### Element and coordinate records
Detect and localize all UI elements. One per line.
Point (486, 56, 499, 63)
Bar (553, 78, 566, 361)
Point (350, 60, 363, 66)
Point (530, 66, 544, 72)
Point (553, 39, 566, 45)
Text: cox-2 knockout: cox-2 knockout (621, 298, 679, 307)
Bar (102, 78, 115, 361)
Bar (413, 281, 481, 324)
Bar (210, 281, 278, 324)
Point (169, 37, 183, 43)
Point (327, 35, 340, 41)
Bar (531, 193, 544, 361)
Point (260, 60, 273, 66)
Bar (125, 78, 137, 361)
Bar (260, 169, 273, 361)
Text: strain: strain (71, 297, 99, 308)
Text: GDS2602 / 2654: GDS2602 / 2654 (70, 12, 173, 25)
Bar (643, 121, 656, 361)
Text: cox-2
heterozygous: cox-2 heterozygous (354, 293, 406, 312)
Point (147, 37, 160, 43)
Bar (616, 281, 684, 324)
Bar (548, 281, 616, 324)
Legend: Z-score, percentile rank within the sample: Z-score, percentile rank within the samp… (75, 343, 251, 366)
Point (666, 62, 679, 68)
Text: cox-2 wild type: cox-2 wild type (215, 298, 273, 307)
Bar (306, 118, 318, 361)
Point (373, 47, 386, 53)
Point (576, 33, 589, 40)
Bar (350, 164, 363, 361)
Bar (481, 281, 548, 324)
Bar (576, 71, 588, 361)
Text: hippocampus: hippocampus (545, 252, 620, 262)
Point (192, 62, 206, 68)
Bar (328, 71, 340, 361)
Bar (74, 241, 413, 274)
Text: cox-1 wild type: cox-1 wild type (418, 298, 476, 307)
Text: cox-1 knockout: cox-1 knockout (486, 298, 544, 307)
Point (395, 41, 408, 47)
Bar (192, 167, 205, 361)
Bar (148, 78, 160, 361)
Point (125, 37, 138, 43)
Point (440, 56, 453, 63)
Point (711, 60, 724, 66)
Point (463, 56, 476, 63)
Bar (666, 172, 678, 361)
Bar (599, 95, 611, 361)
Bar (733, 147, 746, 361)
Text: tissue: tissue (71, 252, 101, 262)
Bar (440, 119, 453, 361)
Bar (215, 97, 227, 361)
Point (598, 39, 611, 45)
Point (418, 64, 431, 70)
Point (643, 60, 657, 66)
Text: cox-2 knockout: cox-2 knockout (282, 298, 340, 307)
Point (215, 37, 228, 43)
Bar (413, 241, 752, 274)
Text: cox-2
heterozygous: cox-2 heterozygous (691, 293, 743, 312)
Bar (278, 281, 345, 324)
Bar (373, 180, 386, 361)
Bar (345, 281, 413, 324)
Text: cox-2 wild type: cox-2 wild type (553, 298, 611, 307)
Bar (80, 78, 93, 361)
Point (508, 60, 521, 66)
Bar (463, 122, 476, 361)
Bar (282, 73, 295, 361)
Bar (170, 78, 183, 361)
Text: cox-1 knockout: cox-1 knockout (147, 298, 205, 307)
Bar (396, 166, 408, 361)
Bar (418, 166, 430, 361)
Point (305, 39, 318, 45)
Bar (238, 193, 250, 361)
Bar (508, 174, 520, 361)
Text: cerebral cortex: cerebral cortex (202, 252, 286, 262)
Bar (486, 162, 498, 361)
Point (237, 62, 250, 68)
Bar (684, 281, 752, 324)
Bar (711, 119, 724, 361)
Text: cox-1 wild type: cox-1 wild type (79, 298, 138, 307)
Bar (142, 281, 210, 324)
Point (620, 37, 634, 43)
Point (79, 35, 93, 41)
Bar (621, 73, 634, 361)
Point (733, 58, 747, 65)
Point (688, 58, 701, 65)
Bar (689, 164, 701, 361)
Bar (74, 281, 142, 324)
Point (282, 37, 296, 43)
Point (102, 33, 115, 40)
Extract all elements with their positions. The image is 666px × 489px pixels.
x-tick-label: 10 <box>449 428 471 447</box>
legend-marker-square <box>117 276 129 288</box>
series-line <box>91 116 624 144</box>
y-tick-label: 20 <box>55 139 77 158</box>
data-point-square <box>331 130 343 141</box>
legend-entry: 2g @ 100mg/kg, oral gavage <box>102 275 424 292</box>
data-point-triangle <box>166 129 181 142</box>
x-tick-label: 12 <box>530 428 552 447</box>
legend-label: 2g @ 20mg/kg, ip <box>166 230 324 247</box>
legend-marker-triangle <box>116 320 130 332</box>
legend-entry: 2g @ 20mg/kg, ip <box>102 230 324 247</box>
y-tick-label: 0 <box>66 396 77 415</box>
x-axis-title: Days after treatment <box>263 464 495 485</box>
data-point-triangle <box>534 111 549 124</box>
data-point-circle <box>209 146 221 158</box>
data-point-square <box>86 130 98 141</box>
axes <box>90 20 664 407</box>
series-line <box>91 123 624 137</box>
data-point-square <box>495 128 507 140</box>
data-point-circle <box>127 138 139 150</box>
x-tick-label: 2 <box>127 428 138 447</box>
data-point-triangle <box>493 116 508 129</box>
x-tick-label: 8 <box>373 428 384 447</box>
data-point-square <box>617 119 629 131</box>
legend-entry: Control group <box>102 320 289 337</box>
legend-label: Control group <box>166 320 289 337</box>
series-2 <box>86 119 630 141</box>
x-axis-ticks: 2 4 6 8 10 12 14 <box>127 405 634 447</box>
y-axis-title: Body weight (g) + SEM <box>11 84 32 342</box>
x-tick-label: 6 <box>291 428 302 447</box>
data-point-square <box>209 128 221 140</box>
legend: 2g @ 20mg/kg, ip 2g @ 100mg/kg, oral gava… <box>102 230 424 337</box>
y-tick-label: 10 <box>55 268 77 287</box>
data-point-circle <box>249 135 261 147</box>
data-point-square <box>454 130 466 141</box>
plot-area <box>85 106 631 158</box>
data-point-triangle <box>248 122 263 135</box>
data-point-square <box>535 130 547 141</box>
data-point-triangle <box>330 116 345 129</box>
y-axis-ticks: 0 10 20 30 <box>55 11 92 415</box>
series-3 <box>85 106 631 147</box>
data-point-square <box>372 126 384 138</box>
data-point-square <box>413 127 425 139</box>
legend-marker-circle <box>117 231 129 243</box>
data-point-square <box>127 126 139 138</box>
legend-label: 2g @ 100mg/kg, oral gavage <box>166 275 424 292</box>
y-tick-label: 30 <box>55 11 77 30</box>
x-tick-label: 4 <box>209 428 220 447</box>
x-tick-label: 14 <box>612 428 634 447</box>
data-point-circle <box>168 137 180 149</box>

### Directions for this task
Copy the material from its first line up to and including the line with "Text: cox-2 knockout: cox-2 knockout (621, 298, 679, 307)", replacing "Point" with "Marker" and leaving everything else unchanged.

### Completed exercise
Detect and localize all UI elements. One per line.
Marker (486, 56, 499, 63)
Bar (553, 78, 566, 361)
Marker (350, 60, 363, 66)
Marker (530, 66, 544, 72)
Marker (553, 39, 566, 45)
Text: cox-2 knockout: cox-2 knockout (621, 298, 679, 307)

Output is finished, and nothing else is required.